STORED ROWS:

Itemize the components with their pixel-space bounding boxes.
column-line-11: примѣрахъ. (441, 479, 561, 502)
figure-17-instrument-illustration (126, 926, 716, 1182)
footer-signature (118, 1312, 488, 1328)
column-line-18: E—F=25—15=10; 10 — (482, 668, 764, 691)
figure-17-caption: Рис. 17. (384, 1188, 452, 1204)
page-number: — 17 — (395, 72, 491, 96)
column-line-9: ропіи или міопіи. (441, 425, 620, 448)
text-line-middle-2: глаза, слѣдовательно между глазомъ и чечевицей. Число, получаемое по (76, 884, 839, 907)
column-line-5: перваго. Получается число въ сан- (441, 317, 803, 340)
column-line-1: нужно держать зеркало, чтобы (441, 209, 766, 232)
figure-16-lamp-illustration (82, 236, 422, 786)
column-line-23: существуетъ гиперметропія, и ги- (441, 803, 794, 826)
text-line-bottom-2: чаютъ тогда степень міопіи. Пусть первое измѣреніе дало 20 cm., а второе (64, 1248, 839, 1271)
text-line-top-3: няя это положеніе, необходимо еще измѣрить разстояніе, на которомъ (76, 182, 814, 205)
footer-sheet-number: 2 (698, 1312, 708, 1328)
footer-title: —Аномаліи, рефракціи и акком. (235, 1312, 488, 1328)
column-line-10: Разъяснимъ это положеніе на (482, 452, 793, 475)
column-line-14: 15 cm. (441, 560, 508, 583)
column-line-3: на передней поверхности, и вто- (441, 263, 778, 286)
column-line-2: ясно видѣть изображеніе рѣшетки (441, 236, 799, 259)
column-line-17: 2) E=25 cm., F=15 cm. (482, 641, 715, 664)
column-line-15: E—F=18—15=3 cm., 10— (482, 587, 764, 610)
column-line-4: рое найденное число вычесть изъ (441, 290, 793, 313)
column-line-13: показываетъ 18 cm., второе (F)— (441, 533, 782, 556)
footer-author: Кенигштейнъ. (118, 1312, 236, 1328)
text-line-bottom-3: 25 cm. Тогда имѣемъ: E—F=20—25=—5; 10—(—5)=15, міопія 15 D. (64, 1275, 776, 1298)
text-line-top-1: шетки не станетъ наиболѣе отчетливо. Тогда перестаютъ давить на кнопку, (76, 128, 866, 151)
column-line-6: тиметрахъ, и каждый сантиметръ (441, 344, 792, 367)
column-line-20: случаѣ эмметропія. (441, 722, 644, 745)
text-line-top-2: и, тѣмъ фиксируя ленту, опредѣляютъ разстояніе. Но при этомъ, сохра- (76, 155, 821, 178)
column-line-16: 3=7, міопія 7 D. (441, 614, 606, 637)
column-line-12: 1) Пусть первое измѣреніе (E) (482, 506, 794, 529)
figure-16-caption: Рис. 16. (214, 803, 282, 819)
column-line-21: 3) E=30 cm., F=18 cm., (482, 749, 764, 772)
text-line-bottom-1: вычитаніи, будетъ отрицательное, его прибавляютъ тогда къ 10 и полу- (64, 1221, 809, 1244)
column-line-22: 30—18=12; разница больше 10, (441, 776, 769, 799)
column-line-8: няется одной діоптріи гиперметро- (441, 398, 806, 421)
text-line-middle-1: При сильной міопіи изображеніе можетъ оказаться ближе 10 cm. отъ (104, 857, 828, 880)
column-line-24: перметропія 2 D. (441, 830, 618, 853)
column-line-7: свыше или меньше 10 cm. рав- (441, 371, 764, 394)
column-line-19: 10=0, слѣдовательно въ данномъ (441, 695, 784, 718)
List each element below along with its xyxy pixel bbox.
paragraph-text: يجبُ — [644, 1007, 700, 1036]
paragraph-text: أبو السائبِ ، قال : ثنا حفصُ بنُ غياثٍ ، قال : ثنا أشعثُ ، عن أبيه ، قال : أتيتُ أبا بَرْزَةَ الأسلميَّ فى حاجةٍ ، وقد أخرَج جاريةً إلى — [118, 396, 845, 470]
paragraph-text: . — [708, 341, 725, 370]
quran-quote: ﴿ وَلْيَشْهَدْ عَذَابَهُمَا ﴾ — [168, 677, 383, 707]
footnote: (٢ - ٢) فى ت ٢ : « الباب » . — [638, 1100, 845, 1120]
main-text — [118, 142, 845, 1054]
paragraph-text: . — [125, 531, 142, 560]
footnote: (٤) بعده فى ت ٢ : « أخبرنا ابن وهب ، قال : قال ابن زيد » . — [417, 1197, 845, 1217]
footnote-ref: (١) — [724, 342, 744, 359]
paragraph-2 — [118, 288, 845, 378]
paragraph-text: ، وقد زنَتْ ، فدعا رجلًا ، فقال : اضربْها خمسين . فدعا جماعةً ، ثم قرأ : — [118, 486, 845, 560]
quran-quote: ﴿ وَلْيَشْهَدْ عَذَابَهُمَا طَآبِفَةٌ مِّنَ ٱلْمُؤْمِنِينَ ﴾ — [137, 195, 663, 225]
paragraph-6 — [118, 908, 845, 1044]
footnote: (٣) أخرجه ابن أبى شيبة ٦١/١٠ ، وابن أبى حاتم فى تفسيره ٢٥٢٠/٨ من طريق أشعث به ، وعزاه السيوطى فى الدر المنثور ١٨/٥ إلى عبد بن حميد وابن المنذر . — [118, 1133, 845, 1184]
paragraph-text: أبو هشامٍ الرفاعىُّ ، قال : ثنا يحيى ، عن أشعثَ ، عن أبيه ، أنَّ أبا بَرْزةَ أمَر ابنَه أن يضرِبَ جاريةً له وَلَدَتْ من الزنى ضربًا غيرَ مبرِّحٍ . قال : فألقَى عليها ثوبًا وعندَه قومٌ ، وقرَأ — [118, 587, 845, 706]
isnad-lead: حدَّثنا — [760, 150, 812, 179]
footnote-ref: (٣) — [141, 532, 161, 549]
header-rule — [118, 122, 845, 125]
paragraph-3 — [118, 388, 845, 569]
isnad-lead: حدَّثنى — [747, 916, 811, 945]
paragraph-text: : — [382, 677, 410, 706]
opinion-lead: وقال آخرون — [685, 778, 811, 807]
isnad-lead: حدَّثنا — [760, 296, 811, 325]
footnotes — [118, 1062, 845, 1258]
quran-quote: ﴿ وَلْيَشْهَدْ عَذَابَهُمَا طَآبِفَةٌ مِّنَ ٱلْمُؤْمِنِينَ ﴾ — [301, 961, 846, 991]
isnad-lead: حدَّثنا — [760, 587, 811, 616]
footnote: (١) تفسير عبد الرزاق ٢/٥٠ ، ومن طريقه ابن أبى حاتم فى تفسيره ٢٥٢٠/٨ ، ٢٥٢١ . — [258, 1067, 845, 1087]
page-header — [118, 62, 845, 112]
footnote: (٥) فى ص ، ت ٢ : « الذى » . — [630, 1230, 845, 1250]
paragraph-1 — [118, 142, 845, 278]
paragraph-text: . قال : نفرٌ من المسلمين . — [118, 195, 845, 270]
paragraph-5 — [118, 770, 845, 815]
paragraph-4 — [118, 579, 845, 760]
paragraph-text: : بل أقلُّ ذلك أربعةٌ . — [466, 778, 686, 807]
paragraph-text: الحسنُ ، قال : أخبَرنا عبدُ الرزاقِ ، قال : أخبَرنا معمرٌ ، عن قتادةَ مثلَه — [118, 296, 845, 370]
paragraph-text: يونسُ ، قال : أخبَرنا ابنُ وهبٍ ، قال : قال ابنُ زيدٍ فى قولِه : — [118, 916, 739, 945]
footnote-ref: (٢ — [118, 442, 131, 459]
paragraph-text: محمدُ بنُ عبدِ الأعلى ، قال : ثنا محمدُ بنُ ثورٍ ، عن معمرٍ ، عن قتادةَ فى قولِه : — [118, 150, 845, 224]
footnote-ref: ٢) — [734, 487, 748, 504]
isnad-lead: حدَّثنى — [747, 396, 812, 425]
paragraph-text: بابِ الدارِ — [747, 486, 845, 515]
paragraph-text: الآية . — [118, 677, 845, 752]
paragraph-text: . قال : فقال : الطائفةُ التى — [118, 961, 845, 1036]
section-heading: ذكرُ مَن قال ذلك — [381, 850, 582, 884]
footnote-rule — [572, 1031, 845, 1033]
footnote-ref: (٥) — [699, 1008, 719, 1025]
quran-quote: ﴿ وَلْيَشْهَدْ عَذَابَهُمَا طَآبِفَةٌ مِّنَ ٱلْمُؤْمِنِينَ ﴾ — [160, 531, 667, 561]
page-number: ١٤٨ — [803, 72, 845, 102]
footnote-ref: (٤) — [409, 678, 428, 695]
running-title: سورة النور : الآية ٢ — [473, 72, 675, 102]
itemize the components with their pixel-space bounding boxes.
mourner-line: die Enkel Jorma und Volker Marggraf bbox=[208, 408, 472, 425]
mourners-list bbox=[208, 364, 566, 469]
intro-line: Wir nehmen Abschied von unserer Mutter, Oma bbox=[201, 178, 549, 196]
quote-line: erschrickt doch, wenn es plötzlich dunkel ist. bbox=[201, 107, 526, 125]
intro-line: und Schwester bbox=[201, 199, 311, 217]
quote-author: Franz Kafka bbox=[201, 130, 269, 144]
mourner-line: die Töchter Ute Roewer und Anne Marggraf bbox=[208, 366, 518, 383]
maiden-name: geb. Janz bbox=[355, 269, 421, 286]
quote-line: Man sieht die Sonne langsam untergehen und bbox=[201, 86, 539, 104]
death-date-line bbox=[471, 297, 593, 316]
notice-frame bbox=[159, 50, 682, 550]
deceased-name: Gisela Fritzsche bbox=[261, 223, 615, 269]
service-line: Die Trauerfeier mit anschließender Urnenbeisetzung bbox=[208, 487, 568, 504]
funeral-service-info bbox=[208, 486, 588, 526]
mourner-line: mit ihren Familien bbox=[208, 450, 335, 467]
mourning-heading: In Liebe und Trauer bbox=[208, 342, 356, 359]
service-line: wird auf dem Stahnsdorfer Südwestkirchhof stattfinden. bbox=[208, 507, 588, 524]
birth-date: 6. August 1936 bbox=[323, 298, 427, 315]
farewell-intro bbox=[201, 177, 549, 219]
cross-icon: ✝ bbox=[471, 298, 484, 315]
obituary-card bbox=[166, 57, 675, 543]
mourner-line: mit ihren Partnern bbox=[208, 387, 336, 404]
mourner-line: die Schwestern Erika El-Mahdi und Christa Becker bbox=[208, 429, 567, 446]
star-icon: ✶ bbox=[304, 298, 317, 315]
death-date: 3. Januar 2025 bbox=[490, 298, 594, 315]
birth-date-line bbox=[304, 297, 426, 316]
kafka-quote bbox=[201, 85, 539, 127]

GOAL: Reproduce the material word for word, from its first line through the line containing "column-line-18: E—F=25—15=10; 10".

ANSWER IN FULL:
Itemize the components with their pixel-space bounding boxes.
column-line-11: примѣрахъ. (441, 479, 561, 502)
figure-17-instrument-illustration (126, 926, 716, 1182)
footer-signature (118, 1312, 488, 1328)
column-line-18: E—F=25—15=10; 10 — (482, 668, 764, 691)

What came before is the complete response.